## Dataset excerpt
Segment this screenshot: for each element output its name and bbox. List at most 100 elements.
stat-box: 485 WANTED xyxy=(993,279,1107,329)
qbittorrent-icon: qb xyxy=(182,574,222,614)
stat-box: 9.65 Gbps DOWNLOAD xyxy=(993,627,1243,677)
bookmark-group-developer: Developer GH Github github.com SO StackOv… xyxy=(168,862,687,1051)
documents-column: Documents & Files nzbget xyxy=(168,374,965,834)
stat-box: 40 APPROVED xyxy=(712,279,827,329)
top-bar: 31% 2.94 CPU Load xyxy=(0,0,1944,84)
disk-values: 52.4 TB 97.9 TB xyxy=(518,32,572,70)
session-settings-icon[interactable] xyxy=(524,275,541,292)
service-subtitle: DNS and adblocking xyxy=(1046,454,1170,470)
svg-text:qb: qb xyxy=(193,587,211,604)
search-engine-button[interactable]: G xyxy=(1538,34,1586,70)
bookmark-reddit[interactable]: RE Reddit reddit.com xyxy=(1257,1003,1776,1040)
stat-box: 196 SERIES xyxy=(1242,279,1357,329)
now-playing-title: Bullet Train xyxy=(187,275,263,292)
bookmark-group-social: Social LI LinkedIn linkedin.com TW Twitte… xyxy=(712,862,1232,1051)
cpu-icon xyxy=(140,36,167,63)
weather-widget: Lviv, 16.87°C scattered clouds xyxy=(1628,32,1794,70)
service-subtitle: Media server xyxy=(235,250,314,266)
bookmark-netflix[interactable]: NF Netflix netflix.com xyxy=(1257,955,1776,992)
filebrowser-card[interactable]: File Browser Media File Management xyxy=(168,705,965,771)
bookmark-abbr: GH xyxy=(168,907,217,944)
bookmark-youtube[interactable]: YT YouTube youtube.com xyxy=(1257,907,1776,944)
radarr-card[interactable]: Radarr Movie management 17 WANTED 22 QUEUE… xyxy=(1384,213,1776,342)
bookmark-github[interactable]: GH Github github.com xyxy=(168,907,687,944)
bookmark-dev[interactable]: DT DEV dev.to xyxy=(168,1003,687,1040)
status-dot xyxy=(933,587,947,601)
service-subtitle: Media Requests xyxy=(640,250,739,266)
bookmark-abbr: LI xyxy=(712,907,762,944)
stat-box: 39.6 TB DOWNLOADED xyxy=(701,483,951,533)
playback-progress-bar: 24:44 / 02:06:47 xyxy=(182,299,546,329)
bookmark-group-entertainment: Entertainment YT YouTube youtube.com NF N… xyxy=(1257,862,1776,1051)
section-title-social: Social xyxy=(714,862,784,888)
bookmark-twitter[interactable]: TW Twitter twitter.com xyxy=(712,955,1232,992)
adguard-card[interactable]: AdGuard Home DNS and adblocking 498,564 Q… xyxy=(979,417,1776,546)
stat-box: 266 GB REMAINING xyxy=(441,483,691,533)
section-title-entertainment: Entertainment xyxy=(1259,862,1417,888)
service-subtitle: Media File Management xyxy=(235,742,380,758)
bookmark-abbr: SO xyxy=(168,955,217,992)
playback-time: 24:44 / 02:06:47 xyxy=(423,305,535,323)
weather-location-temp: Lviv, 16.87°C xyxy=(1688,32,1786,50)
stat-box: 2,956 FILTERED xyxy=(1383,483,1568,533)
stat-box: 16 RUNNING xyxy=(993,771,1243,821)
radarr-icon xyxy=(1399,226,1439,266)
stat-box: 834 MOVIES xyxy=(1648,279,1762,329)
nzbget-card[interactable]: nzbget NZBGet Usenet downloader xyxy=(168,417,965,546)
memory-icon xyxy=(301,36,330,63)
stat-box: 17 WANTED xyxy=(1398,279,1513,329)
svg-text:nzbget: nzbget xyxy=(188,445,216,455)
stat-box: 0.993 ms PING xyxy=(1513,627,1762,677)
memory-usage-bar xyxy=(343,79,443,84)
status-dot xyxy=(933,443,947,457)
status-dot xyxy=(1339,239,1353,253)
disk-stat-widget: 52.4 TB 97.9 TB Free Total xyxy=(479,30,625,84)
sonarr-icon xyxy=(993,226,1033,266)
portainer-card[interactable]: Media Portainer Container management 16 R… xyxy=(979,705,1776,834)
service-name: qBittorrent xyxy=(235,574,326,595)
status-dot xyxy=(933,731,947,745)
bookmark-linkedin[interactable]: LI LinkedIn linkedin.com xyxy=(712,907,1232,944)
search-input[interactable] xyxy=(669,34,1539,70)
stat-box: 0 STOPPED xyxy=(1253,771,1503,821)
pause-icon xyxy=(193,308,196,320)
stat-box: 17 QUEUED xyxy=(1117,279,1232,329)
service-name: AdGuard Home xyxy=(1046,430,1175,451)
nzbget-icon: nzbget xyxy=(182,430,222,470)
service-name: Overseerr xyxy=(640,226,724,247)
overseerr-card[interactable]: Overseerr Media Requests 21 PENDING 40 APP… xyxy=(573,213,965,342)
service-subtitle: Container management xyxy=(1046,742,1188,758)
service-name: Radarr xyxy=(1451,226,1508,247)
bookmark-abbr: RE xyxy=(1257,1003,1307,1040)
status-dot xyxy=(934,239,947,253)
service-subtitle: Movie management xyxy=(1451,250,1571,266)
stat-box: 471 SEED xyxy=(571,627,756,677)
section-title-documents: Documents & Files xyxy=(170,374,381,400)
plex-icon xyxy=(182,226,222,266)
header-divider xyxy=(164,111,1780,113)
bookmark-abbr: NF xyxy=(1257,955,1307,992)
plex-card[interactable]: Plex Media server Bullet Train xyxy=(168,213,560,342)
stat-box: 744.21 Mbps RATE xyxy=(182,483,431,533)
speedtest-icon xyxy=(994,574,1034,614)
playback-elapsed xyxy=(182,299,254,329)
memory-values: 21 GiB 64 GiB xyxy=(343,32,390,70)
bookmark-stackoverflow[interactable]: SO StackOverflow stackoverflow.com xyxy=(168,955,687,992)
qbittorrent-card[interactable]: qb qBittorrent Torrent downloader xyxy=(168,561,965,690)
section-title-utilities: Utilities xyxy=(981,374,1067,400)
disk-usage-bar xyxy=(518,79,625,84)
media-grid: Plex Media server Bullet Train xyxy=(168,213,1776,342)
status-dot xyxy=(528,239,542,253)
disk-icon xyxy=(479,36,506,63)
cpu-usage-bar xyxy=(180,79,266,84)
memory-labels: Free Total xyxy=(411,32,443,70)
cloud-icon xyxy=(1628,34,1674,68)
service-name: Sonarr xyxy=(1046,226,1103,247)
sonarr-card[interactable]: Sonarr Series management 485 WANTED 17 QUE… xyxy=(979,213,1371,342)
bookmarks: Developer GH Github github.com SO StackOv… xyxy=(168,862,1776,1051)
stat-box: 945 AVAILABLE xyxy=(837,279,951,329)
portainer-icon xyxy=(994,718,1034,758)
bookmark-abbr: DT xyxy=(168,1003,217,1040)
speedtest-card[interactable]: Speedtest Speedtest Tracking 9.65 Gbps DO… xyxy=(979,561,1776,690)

## BRIEF
Change "stat-box" to "stat-tile" everywhere in the lines above, and keep everything else the same.

## ANSWER TO THE EXERCISE
Segment this screenshot: for each element output its name and bbox. List at most 100 elements.
stat-tile: 485 WANTED xyxy=(993,279,1107,329)
qbittorrent-icon: qb xyxy=(182,574,222,614)
stat-tile: 9.65 Gbps DOWNLOAD xyxy=(993,627,1243,677)
bookmark-group-developer: Developer GH Github github.com SO StackOv… xyxy=(168,862,687,1051)
documents-column: Documents & Files nzbget xyxy=(168,374,965,834)
stat-tile: 40 APPROVED xyxy=(712,279,827,329)
top-bar: 31% 2.94 CPU Load xyxy=(0,0,1944,84)
disk-values: 52.4 TB 97.9 TB xyxy=(518,32,572,70)
session-settings-icon[interactable] xyxy=(524,275,541,292)
service-subtitle: DNS and adblocking xyxy=(1046,454,1170,470)
svg-text:qb: qb xyxy=(193,587,211,604)
search-engine-button[interactable]: G xyxy=(1538,34,1586,70)
bookmark-reddit[interactable]: RE Reddit reddit.com xyxy=(1257,1003,1776,1040)
stat-tile: 196 SERIES xyxy=(1242,279,1357,329)
now-playing-title: Bullet Train xyxy=(187,275,263,292)
bookmark-group-social: Social LI LinkedIn linkedin.com TW Twitte… xyxy=(712,862,1232,1051)
cpu-icon xyxy=(140,36,167,63)
weather-widget: Lviv, 16.87°C scattered clouds xyxy=(1628,32,1794,70)
service-subtitle: Media server xyxy=(235,250,314,266)
bookmark-netflix[interactable]: NF Netflix netflix.com xyxy=(1257,955,1776,992)
filebrowser-card[interactable]: File Browser Media File Management xyxy=(168,705,965,771)
bookmark-abbr: GH xyxy=(168,907,217,944)
bookmark-youtube[interactable]: YT YouTube youtube.com xyxy=(1257,907,1776,944)
radarr-card[interactable]: Radarr Movie management 17 WANTED 22 QUEUE… xyxy=(1384,213,1776,342)
bookmark-github[interactable]: GH Github github.com xyxy=(168,907,687,944)
bookmark-dev[interactable]: DT DEV dev.to xyxy=(168,1003,687,1040)
status-dot xyxy=(933,587,947,601)
service-subtitle: Media Requests xyxy=(640,250,739,266)
bookmark-abbr: LI xyxy=(712,907,762,944)
stat-tile: 39.6 TB DOWNLOADED xyxy=(701,483,951,533)
playback-progress-bar: 24:44 / 02:06:47 xyxy=(182,299,546,329)
bookmark-group-entertainment: Entertainment YT YouTube youtube.com NF N… xyxy=(1257,862,1776,1051)
section-title-social: Social xyxy=(714,862,784,888)
bookmark-twitter[interactable]: TW Twitter twitter.com xyxy=(712,955,1232,992)
adguard-card[interactable]: AdGuard Home DNS and adblocking 498,564 Q… xyxy=(979,417,1776,546)
stat-tile: 266 GB REMAINING xyxy=(441,483,691,533)
section-title-entertainment: Entertainment xyxy=(1259,862,1417,888)
service-subtitle: Media File Management xyxy=(235,742,380,758)
bookmark-abbr: SO xyxy=(168,955,217,992)
playback-time: 24:44 / 02:06:47 xyxy=(423,305,535,323)
weather-location-temp: Lviv, 16.87°C xyxy=(1688,32,1786,50)
stat-tile: 2,956 FILTERED xyxy=(1383,483,1568,533)
stat-tile: 16 RUNNING xyxy=(993,771,1243,821)
radarr-icon xyxy=(1399,226,1439,266)
stat-tile: 834 MOVIES xyxy=(1648,279,1762,329)
nzbget-card[interactable]: nzbget NZBGet Usenet downloader xyxy=(168,417,965,546)
memory-icon xyxy=(301,36,330,63)
stat-tile: 17 WANTED xyxy=(1398,279,1513,329)
svg-text:nzbget: nzbget xyxy=(188,445,216,455)
stat-tile: 0.993 ms PING xyxy=(1513,627,1762,677)
memory-usage-bar xyxy=(343,79,443,84)
status-dot xyxy=(933,443,947,457)
status-dot xyxy=(1339,239,1353,253)
disk-stat-widget: 52.4 TB 97.9 TB Free Total xyxy=(479,30,625,84)
sonarr-icon xyxy=(993,226,1033,266)
portainer-card[interactable]: Media Portainer Container management 16 R… xyxy=(979,705,1776,834)
service-name: qBittorrent xyxy=(235,574,326,595)
status-dot xyxy=(933,731,947,745)
bookmark-linkedin[interactable]: LI LinkedIn linkedin.com xyxy=(712,907,1232,944)
search-input[interactable] xyxy=(669,34,1539,70)
stat-tile: 0 STOPPED xyxy=(1253,771,1503,821)
pause-icon xyxy=(193,308,196,320)
stat-tile: 17 QUEUED xyxy=(1117,279,1232,329)
service-name: AdGuard Home xyxy=(1046,430,1175,451)
nzbget-icon: nzbget xyxy=(182,430,222,470)
service-name: Overseerr xyxy=(640,226,724,247)
overseerr-card[interactable]: Overseerr Media Requests 21 PENDING 40 APP… xyxy=(573,213,965,342)
service-subtitle: Container management xyxy=(1046,742,1188,758)
service-name: Radarr xyxy=(1451,226,1508,247)
bookmark-abbr: RE xyxy=(1257,1003,1307,1040)
status-dot xyxy=(934,239,947,253)
service-subtitle: Movie management xyxy=(1451,250,1571,266)
stat-tile: 471 SEED xyxy=(571,627,756,677)
section-title-documents: Documents & Files xyxy=(170,374,381,400)
plex-icon xyxy=(182,226,222,266)
header-divider xyxy=(164,111,1780,113)
bookmark-abbr: NF xyxy=(1257,955,1307,992)
plex-card[interactable]: Plex Media server Bullet Train xyxy=(168,213,560,342)
stat-tile: 744.21 Mbps RATE xyxy=(182,483,431,533)
speedtest-icon xyxy=(994,574,1034,614)
playback-elapsed xyxy=(182,299,254,329)
memory-values: 21 GiB 64 GiB xyxy=(343,32,390,70)
bookmark-stackoverflow[interactable]: SO StackOverflow stackoverflow.com xyxy=(168,955,687,992)
qbittorrent-card[interactable]: qb qBittorrent Torrent downloader xyxy=(168,561,965,690)
section-title-utilities: Utilities xyxy=(981,374,1067,400)
disk-usage-bar xyxy=(518,79,625,84)
media-grid: Plex Media server Bullet Train xyxy=(168,213,1776,342)
status-dot xyxy=(528,239,542,253)
disk-icon xyxy=(479,36,506,63)
cpu-usage-bar xyxy=(180,79,266,84)
memory-labels: Free Total xyxy=(411,32,443,70)
cloud-icon xyxy=(1628,34,1674,68)
service-name: Sonarr xyxy=(1046,226,1103,247)
sonarr-card[interactable]: Sonarr Series management 485 WANTED 17 QUE… xyxy=(979,213,1371,342)
bookmarks: Developer GH Github github.com SO StackOv… xyxy=(168,862,1776,1051)
stat-tile: 945 AVAILABLE xyxy=(837,279,951,329)
portainer-icon xyxy=(994,718,1034,758)
bookmark-abbr: DT xyxy=(168,1003,217,1040)
speedtest-card[interactable]: Speedtest Speedtest Tracking 9.65 Gbps DO… xyxy=(979,561,1776,690)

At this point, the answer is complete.